== Dataset content

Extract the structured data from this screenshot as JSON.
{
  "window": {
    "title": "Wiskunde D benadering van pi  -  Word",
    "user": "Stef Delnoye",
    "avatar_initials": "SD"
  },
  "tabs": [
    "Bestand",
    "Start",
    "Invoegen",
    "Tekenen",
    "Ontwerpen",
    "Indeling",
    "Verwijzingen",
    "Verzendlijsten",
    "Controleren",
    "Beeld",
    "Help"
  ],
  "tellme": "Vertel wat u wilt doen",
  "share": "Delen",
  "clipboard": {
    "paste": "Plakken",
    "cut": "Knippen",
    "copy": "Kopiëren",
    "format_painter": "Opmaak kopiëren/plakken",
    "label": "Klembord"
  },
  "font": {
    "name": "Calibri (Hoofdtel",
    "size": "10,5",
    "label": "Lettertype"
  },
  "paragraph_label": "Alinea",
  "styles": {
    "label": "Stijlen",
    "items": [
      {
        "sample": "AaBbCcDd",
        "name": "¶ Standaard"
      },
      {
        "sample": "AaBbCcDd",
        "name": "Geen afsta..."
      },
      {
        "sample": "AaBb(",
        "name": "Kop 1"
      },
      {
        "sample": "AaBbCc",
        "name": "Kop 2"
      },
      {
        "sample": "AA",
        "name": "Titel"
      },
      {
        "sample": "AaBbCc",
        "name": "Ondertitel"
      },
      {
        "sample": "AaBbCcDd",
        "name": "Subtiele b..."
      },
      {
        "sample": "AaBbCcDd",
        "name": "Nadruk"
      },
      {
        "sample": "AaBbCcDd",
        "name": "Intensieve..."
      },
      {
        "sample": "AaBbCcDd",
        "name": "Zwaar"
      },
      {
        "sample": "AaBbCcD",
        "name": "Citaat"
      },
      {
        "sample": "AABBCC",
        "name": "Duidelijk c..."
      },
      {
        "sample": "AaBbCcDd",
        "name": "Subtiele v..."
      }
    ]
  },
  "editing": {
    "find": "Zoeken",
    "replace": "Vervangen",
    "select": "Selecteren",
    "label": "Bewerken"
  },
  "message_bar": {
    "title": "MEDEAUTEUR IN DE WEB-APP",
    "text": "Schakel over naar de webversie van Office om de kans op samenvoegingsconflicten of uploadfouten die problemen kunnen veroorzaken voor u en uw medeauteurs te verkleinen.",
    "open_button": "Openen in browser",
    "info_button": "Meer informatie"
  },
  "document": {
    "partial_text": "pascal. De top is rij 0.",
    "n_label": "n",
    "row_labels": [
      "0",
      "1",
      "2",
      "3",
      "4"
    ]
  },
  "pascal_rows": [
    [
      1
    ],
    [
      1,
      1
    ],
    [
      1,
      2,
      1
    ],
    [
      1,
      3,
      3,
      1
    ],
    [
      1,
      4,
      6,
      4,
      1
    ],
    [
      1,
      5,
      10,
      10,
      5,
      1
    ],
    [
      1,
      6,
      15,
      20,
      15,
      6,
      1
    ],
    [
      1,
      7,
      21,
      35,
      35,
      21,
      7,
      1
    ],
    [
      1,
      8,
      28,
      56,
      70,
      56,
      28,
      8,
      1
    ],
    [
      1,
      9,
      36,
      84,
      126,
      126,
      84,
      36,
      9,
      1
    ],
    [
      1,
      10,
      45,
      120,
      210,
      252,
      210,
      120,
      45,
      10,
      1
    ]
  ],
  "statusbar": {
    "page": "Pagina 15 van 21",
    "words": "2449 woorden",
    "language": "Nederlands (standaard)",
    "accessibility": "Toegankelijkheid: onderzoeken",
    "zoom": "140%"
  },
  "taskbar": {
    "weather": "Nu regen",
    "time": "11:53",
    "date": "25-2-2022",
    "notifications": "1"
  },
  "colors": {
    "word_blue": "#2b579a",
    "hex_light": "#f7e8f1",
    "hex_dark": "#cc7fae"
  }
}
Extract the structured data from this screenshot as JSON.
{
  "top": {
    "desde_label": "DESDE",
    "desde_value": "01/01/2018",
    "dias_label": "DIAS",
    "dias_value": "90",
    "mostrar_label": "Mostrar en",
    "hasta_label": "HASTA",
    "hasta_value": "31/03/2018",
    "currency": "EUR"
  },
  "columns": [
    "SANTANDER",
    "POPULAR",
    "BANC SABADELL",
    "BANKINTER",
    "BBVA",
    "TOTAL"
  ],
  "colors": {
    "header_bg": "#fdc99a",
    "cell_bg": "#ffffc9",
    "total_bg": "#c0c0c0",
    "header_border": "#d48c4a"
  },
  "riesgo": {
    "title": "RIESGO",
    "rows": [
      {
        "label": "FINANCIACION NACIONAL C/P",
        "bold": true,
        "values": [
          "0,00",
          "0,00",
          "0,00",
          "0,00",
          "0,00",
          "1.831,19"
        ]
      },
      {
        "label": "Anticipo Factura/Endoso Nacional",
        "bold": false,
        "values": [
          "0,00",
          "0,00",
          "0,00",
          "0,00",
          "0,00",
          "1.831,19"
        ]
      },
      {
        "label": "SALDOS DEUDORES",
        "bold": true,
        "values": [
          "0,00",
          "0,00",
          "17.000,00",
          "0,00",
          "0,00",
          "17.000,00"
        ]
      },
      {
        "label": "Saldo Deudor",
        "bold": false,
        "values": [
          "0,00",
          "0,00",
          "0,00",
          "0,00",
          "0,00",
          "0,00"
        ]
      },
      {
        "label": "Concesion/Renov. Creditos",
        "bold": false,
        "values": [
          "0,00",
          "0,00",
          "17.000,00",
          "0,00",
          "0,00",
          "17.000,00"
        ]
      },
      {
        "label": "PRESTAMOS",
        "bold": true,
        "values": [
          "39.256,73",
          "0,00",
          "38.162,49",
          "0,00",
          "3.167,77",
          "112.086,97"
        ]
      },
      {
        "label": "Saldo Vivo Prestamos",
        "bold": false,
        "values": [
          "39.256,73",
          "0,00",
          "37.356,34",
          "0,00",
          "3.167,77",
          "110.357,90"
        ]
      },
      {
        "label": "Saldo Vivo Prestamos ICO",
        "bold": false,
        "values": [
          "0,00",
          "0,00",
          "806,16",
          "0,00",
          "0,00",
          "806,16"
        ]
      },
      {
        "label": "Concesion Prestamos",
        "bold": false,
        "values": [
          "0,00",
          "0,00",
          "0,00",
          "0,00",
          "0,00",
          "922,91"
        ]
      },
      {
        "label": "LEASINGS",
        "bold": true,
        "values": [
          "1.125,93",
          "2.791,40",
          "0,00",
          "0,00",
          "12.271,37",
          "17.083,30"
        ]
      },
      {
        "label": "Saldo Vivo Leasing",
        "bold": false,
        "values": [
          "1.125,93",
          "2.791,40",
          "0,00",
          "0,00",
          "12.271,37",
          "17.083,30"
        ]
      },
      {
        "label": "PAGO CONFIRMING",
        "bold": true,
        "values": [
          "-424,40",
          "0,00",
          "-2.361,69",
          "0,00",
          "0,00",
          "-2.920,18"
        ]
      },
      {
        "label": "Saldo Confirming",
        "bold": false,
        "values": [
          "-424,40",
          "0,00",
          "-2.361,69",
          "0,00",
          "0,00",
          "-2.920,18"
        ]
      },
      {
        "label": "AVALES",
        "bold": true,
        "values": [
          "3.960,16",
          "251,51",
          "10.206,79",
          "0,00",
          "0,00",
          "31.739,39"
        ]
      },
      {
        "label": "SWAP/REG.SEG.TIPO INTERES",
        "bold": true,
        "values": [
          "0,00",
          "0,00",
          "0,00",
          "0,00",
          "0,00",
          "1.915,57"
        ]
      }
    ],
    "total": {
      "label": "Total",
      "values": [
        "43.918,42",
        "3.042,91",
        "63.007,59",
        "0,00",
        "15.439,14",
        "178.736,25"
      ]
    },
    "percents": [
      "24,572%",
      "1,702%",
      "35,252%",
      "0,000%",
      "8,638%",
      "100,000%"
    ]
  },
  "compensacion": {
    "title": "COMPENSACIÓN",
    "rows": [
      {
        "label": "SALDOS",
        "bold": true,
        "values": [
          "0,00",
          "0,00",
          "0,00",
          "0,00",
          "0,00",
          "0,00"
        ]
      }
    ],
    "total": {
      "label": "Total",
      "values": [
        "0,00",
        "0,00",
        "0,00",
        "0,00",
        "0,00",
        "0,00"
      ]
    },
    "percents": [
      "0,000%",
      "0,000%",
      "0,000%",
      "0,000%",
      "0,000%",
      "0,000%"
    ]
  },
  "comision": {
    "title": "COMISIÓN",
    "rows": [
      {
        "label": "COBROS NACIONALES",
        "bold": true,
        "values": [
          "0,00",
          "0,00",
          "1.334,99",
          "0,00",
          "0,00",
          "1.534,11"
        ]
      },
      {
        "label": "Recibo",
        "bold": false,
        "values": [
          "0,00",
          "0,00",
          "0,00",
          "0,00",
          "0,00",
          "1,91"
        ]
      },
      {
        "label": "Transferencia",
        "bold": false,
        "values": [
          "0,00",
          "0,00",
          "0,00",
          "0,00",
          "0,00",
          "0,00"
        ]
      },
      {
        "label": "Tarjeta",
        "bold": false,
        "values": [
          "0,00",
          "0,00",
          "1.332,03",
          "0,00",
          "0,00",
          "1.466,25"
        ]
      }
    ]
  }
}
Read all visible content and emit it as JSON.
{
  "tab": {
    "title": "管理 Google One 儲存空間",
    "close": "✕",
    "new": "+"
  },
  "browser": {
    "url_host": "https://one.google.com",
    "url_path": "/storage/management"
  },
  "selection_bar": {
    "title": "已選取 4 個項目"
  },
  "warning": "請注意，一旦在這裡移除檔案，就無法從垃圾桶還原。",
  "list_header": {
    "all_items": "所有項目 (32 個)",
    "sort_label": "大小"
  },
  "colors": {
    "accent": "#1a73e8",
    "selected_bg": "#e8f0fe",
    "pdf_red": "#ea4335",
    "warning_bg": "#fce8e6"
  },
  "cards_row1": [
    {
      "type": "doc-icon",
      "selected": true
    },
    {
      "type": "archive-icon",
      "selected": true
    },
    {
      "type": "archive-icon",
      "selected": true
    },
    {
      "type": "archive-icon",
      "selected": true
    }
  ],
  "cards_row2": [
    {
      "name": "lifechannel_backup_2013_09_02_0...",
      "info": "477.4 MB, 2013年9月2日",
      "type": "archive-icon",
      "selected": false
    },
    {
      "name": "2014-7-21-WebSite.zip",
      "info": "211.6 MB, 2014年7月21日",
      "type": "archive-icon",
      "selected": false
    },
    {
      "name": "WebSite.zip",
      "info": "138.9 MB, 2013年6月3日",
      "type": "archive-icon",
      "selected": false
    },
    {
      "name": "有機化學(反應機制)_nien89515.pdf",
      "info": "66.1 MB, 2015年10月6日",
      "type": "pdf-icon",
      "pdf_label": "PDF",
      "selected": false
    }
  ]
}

====

Task directions: From the records above, pull out each line that has "title".

Reply:
    "title": "Wiskunde D benadering van pi  -  Word",
    "title": "MEDEAUTEUR IN DE WEB-APP",
    "title": "RIESGO",
    "title": "COMPENSACIÓN",
    "title": "COMISIÓN",
    "title": "管理 Google One 儲存空間",
    "title": "已選取 4 個項目"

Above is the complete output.